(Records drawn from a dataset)
=== Section Start ===

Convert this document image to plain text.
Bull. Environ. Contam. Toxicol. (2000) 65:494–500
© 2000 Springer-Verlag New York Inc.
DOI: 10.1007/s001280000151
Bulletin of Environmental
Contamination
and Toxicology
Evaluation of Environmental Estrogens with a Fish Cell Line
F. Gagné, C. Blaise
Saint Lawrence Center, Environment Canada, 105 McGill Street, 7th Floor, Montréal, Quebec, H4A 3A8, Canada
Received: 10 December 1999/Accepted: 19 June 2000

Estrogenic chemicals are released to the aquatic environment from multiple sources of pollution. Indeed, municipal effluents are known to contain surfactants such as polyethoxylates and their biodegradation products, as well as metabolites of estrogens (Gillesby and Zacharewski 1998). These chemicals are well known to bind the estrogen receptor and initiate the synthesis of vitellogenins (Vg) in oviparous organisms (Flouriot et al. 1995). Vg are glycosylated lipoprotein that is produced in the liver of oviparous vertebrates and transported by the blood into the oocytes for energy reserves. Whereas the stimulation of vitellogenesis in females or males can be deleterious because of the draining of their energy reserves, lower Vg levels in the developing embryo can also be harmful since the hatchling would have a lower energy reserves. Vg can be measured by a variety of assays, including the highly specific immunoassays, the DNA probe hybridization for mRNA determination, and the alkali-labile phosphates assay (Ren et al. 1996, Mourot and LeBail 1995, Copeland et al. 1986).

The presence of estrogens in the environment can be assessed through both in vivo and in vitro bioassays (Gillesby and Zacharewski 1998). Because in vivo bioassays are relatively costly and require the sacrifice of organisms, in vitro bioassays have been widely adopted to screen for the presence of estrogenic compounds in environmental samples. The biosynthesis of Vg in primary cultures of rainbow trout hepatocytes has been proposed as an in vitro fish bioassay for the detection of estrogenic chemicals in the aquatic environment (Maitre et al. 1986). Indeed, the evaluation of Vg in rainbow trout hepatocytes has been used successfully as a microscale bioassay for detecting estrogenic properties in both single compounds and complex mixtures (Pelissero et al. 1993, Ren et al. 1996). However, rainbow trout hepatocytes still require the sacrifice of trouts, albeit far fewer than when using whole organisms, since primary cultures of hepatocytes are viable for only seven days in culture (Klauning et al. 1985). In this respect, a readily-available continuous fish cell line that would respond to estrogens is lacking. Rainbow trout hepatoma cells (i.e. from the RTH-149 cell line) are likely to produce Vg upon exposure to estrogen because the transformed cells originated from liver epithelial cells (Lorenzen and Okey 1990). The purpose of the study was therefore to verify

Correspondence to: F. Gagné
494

=== Section End ===

▸ **TRY IT**:
An exact restatement of all the entries above is needed.

▸ **COMPLETED TASK**:
Convert this document image to plain text.
Bull. Environ. Contam. Toxicol. (2000) 65:494–500
© 2000 Springer-Verlag New York Inc.
DOI: 10.1007/s001280000151
Bulletin of Environmental
Contamination
and Toxicology
Evaluation of Environmental Estrogens with a Fish Cell Line
F. Gagné, C. Blaise
Saint Lawrence Center, Environment Canada, 105 McGill Street, 7th Floor, Montréal, Quebec, H4A 3A8, Canada
Received: 10 December 1999/Accepted: 19 June 2000

Estrogenic chemicals are released to the aquatic environment from multiple sources of pollution. Indeed, municipal effluents are known to contain surfactants such as polyethoxylates and their biodegradation products, as well as metabolites of estrogens (Gillesby and Zacharewski 1998). These chemicals are well known to bind the estrogen receptor and initiate the synthesis of vitellogenins (Vg) in oviparous organisms (Flouriot et al. 1995). Vg are glycosylated lipoprotein that is produced in the liver of oviparous vertebrates and transported by the blood into the oocytes for energy reserves. Whereas the stimulation of vitellogenesis in females or males can be deleterious because of the draining of their energy reserves, lower Vg levels in the developing embryo can also be harmful since the hatchling would have a lower energy reserves. Vg can be measured by a variety of assays, including the highly specific immunoassays, the DNA probe hybridization for mRNA determination, and the alkali-labile phosphates assay (Ren et al. 1996, Mourot and LeBail 1995, Copeland et al. 1986).

The presence of estrogens in the environment can be assessed through both in vivo and in vitro bioassays (Gillesby and Zacharewski 1998). Because in vivo bioassays are relatively costly and require the sacrifice of organisms, in vitro bioassays have been widely adopted to screen for the presence of estrogenic compounds in environmental samples. The biosynthesis of Vg in primary cultures of rainbow trout hepatocytes has been proposed as an in vitro fish bioassay for the detection of estrogenic chemicals in the aquatic environment (Maitre et al. 1986). Indeed, the evaluation of Vg in rainbow trout hepatocytes has been used successfully as a microscale bioassay for detecting estrogenic properties in both single compounds and complex mixtures (Pelissero et al. 1993, Ren et al. 1996). However, rainbow trout hepatocytes still require the sacrifice of trouts, albeit far fewer than when using whole organisms, since primary cultures of hepatocytes are viable for only seven days in culture (Klauning et al. 1985). In this respect, a readily-available continuous fish cell line that would respond to estrogens is lacking. Rainbow trout hepatoma cells (i.e. from the RTH-149 cell line) are likely to produce Vg upon exposure to estrogen because the transformed cells originated from liver epithelial cells (Lorenzen and Okey 1990). The purpose of the study was therefore to verify

Correspondence to: F. Gagné
494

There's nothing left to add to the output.